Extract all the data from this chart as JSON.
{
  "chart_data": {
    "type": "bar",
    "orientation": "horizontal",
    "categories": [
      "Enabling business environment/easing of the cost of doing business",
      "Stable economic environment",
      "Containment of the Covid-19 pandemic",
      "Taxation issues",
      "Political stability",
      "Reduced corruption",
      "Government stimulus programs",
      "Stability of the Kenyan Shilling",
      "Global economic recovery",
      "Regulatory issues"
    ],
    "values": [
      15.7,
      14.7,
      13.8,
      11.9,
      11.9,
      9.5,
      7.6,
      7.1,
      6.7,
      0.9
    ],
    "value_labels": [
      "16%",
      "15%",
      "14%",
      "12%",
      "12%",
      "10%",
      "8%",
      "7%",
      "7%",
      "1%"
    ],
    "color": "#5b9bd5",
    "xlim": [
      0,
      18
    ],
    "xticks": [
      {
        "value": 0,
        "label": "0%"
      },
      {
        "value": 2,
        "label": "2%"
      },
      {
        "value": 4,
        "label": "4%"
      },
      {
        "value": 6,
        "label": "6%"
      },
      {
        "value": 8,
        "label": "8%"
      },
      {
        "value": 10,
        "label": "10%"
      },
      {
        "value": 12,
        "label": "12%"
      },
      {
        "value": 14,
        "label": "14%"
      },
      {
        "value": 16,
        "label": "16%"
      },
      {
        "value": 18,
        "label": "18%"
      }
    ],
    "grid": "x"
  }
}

----------

Reproduce every record above exactly as it appears.

Extract all the data from this chart as JSON.
{
  "chart_data": {
    "type": "bar",
    "orientation": "horizontal",
    "categories": [
      "Enabling business environment/easing of the cost of doing business",
      "Stable economic environment",
      "Containment of the Covid-19 pandemic",
      "Taxation issues",
      "Political stability",
      "Reduced corruption",
      "Government stimulus programs",
      "Stability of the Kenyan Shilling",
      "Global economic recovery",
      "Regulatory issues"
    ],
    "values": [
      15.7,
      14.7,
      13.8,
      11.9,
      11.9,
      9.5,
      7.6,
      7.1,
      6.7,
      0.9
    ],
    "value_labels": [
      "16%",
      "15%",
      "14%",
      "12%",
      "12%",
      "10%",
      "8%",
      "7%",
      "7%",
      "1%"
    ],
    "color": "#5b9bd5",
    "xlim": [
      0,
      18
    ],
    "xticks": [
      {
        "value": 0,
        "label": "0%"
      },
      {
        "value": 2,
        "label": "2%"
      },
      {
        "value": 4,
        "label": "4%"
      },
      {
        "value": 6,
        "label": "6%"
      },
      {
        "value": 8,
        "label": "8%"
      },
      {
        "value": 10,
        "label": "10%"
      },
      {
        "value": 12,
        "label": "12%"
      },
      {
        "value": 14,
        "label": "14%"
      },
      {
        "value": 16,
        "label": "16%"
      },
      {
        "value": 18,
        "label": "18%"
      }
    ],
    "grid": "x"
  }
}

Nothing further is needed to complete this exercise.